Check every line of the data below for the string "Appendix", and copy the ones that hold it.

(Dataset entries)
--- START ---

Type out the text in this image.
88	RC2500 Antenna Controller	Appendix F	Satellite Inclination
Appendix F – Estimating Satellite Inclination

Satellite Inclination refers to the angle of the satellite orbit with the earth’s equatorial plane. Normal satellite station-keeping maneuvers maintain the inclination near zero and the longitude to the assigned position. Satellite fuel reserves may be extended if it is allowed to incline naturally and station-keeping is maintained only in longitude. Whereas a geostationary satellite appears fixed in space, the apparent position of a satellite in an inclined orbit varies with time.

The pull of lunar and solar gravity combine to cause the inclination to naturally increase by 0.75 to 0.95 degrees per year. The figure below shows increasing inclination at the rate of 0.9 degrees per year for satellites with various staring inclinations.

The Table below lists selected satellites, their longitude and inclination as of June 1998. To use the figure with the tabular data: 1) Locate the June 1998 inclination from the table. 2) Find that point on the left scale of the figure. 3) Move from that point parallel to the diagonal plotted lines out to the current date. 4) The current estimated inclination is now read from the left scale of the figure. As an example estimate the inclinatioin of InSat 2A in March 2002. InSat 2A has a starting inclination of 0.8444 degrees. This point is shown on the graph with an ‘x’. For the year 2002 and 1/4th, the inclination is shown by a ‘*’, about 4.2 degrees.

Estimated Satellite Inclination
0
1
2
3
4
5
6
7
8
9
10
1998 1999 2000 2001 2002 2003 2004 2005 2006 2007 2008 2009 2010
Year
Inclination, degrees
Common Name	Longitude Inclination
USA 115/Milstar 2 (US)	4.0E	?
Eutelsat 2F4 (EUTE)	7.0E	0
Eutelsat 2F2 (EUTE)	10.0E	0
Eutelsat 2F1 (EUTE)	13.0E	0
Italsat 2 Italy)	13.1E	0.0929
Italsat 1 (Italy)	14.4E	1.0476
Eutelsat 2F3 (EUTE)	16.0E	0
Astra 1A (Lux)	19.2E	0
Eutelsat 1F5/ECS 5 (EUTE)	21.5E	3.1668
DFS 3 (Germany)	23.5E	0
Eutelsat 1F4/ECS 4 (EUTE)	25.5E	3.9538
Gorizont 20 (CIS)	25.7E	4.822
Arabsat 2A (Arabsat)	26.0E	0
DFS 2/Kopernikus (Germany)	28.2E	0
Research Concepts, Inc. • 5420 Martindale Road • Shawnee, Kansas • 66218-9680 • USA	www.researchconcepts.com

--- END ---

*Response to the exercise*.
88	RC2500 Antenna Controller	Appendix F	Satellite Inclination
Appendix F – Estimating Satellite Inclination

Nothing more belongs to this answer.